__THE EXERCISE__. Copy only the lines between the one containing "Enumerate this screenshot's" and the end of the records, both included, leaving out pictures.

__EXTRACTED DATA__.
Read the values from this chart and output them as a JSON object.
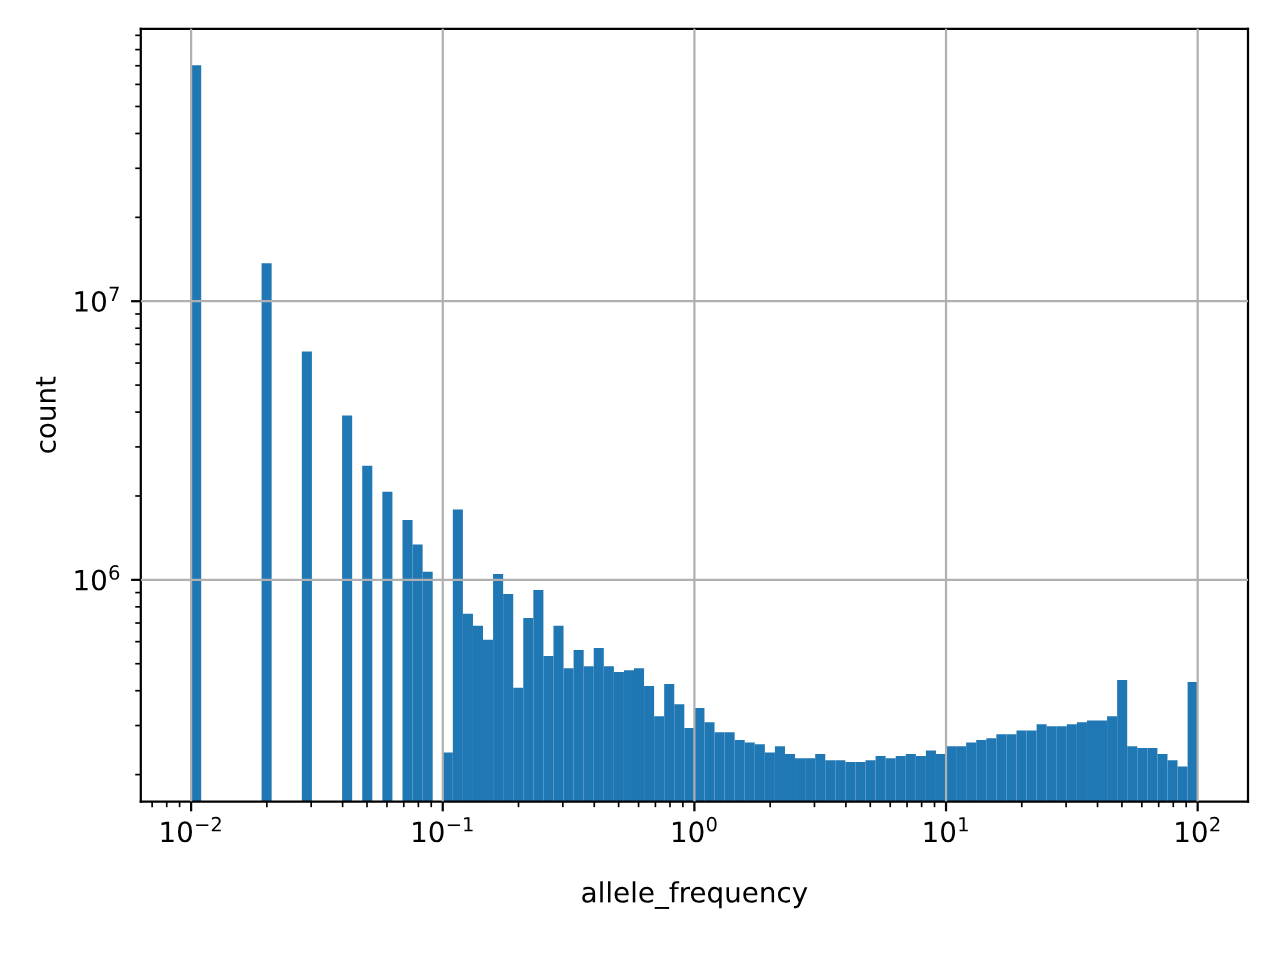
{
  "chart_data": {
    "type": "histogram",
    "xlabel": "allele_frequency",
    "ylabel": "count",
    "color": "#1f77b4",
    "log": "xy",
    "grid": true,
    "bins": [
      0.01,
      0.010965,
      0.012023,
      0.013183,
      0.014454,
      0.015849,
      0.017378,
      0.019055,
      0.020893,
      0.022909,
      0.025119,
      0.027542,
      0.0302,
      0.033113,
      0.036308,
      0.039811,
      0.043652,
      0.047863,
      0.052481,
      0.057544,
      0.063096,
      0.069183,
      0.075858,
      0.083176,
      0.091201,
      0.1,
      0.10965,
      0.12023,
      0.13183,
      0.14454,
      0.15849,
      0.17378,
      0.19055,
      0.20893,
      0.22909,
      0.25119,
      0.27542,
      0.302,
      0.33113,
      0.36308,
      0.39811,
      0.43652,
      0.47863,
      0.52481,
      0.57544,
      0.63096,
      0.69183,
      0.75858,
      0.83176,
      0.91201,
      1,
      1.0965,
      1.2023,
      1.3183,
      1.4454,
      1.5849,
      1.7378,
      1.9055,
      2.0893,
      2.2909,
      2.5119,
      2.7542,
      3.02,
      3.3113,
      3.6308,
      3.9811,
      4.3652,
      4.7863,
      5.2481,
      5.7544,
      6.3096,
      6.9183,
      7.5858,
      8.3176,
      9.1201,
      10,
      10.965,
      12.023,
      13.183,
      14.454,
      15.849,
      17.378,
      19.055,
      20.893,
      22.909,
      25.119,
      27.542,
      30.2,
      33.113,
      36.308,
      39.811,
      43.652,
      47.863,
      52.481,
      57.544,
      63.096,
      69.183,
      75.858,
      83.176,
      91.201,
      100
    ],
    "values": [
      70300000,
      null,
      null,
      null,
      null,
      null,
      null,
      13700000,
      null,
      null,
      null,
      6600000,
      null,
      null,
      null,
      3890000,
      null,
      2570000,
      null,
      2070000,
      null,
      1640000,
      1340000,
      1070000,
      null,
      240000,
      1790000,
      755000,
      684000,
      609000,
      1050000,
      890000,
      410000,
      730000,
      920000,
      533000,
      684000,
      482000,
      560000,
      490000,
      569000,
      490000,
      467000,
      474000,
      482000,
      416000,
      324000,
      423000,
      358000,
      294000,
      347000,
      308000,
      284000,
      284000,
      266000,
      261000,
      257000,
      240000,
      253000,
      237000,
      229000,
      229000,
      237000,
      225000,
      225000,
      222000,
      222000,
      225000,
      233000,
      229000,
      233000,
      237000,
      233000,
      244000,
      237000,
      253000,
      253000,
      261000,
      266000,
      270000,
      279000,
      279000,
      288000,
      288000,
      303000,
      298000,
      298000,
      303000,
      308000,
      313000,
      313000,
      324000,
      437000,
      253000,
      249000,
      249000,
      237000,
      225000,
      214000,
      430000
    ],
    "xlim": [
      0.00631,
      158.5
    ],
    "ylim": [
      160000,
      95000000
    ],
    "xticks": [
      {
        "value": 0.01,
        "label": "10$^{−2}$"
      },
      {
        "value": 0.1,
        "label": "10$^{−1}$"
      },
      {
        "value": 1,
        "label": "10$^{0}$"
      },
      {
        "value": 10,
        "label": "10$^{1}$"
      },
      {
        "value": 100,
        "label": "10$^{2}$"
      }
    ],
    "yticks": [
      {
        "value": 1000000,
        "label": "10$^{6}$"
      },
      {
        "value": 10000000,
        "label": "10$^{7}$"
      }
    ]
  }
}
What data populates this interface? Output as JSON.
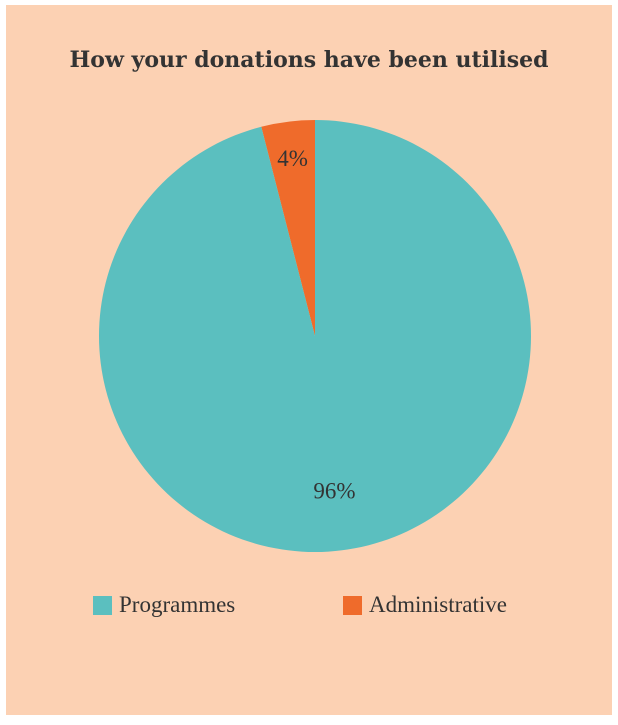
{
  "chart_data": {
    "type": "pie",
    "title": "How your donations have been utilised",
    "categories": [
      "Programmes",
      "Administrative"
    ],
    "values": [
      96,
      4
    ],
    "data_labels": [
      "96%",
      "4%"
    ],
    "colors": [
      "#5bbfbf",
      "#ef6b2b"
    ],
    "legend_position": "bottom"
  },
  "colors": {
    "background": "#fcd1b3",
    "text": "#333333"
  }
}
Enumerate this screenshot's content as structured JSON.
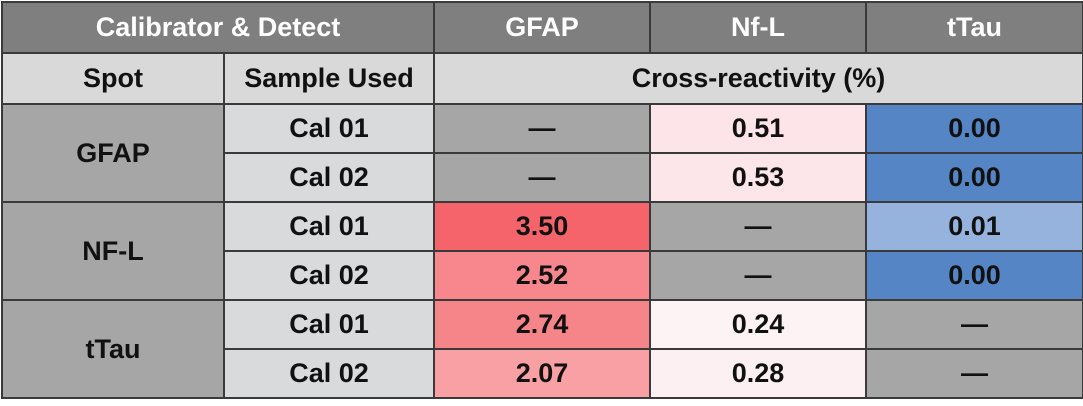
{
  "header": {
    "row1": [
      "Calibrator & Detect",
      "GFAP",
      "Nf-L",
      "tTau"
    ],
    "row2": [
      "Spot",
      "Sample Used",
      "Cross-reactivity (%)"
    ]
  },
  "groups": [
    {
      "spot": "GFAP",
      "rows": [
        {
          "sample": "Cal 01",
          "values": [
            "—",
            "0.51",
            "0.00"
          ]
        },
        {
          "sample": "Cal 02",
          "values": [
            "—",
            "0.53",
            "0.00"
          ]
        }
      ]
    },
    {
      "spot": "NF-L",
      "rows": [
        {
          "sample": "Cal 01",
          "values": [
            "3.50",
            "—",
            "0.01"
          ]
        },
        {
          "sample": "Cal 02",
          "values": [
            "2.52",
            "—",
            "0.00"
          ]
        }
      ]
    },
    {
      "spot": "tTau",
      "rows": [
        {
          "sample": "Cal 01",
          "values": [
            "2.74",
            "0.24",
            "—"
          ]
        },
        {
          "sample": "Cal 02",
          "values": [
            "2.07",
            "0.28",
            "—"
          ]
        }
      ]
    }
  ]
}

__PROBLEM SOLUTION__.
Enumerate this screenshot's content as structured JSON.
{
  "header": {
    "row1": [
      "Calibrator & Detect",
      "GFAP",
      "Nf-L",
      "tTau"
    ],
    "row2": [
      "Spot",
      "Sample Used",
      "Cross-reactivity (%)"
    ]
  },
  "groups": [
    {
      "spot": "GFAP",
      "rows": [
        {
          "sample": "Cal 01",
          "values": [
            "—",
            "0.51",
            "0.00"
          ]
        },
        {
          "sample": "Cal 02",
          "values": [
            "—",
            "0.53",
            "0.00"
          ]
        }
      ]
    },
    {
      "spot": "NF-L",
      "rows": [
        {
          "sample": "Cal 01",
          "values": [
            "3.50",
            "—",
            "0.01"
          ]
        },
        {
          "sample": "Cal 02",
          "values": [
            "2.52",
            "—",
            "0.00"
          ]
        }
      ]
    },
    {
      "spot": "tTau",
      "rows": [
        {
          "sample": "Cal 01",
          "values": [
            "2.74",
            "0.24",
            "—"
          ]
        },
        {
          "sample": "Cal 02",
          "values": [
            "2.07",
            "0.28",
            "—"
          ]
        }
      ]
    }
  ]
}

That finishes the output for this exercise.